All these portraits have an added interest if one has known the author’s work for fifty or sixty years without, hitherto, having studied the iconography. Aldington’s best-knownbook, Death of a Hero, had appeared in 1929, and was eminently suitable – or unsuitable, as you look at it – reading-matter for the very young in the early Thirties. For anyone interested in poetry and – in the shadowy way of adolescents – himself a poet, Aldington existed also as the author of A Dream in the Luxembourg (1930) – the intellectual’s version of a lovely love story – and, more prestigiously, as an important figure in the Imagist movement which was credited, not inaccurately, with a crucial significance in the development of English verse.

In 1931 we had Stepping heavenward, fairly described by Charles Doyle as ‘a biting lampoon of Eliot ... transformed into Jeremy Pratt Sybba (later Cibber)’. Not the least interest of the present biography is the light it throws on the complicated relationships between the two poets. The first volume of Eliot’s Letters record him writing of Aldington in 1921: ‘Apart from any question of his importance as a writer, he is an extremely nice man,’ and in 1919 that ‘he is a good prose writer.’ Doyle continues: ‘A year or two before his death, T.S. Eliot ... wrote with perhaps belated generosity’ that Aldington’s ‘place in the literary world of my time is or ought to be secure’. Anyone who is curious about that place should read this book.
---
Written problem. Reproduce the Aldington passage word for word, from "All these portraits" to "of English verse.".

Recorded data.
---
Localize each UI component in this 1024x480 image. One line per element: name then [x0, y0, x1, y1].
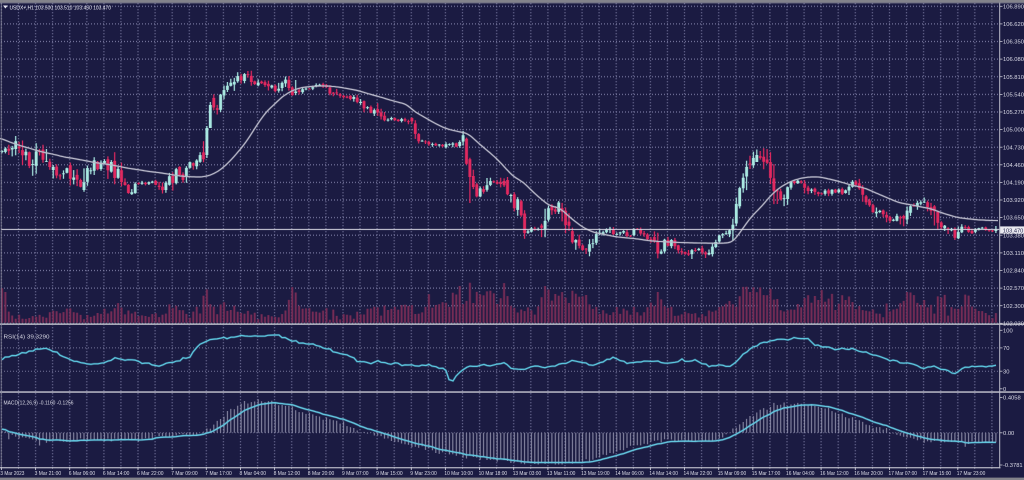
---
Task answer.
All these portraits have an added interest if one has known the author’s work for fifty or sixty years without, hitherto, having studied the iconography. Aldington’s best-knownbook, Death of a Hero, had appeared in 1929, and was eminently suitable – or unsuitable, as you look at it – reading-matter for the very young in the early Thirties. For anyone interested in poetry and – in the shadowy way of adolescents – himself a poet, Aldington existed also as the author of A Dream in the Luxembourg (1930) – the intellectual’s version of a lovely love story – and, more prestigiously, as an important figure in the Imagist movement which was credited, not inaccurately, with a crucial significance in the development of English verse.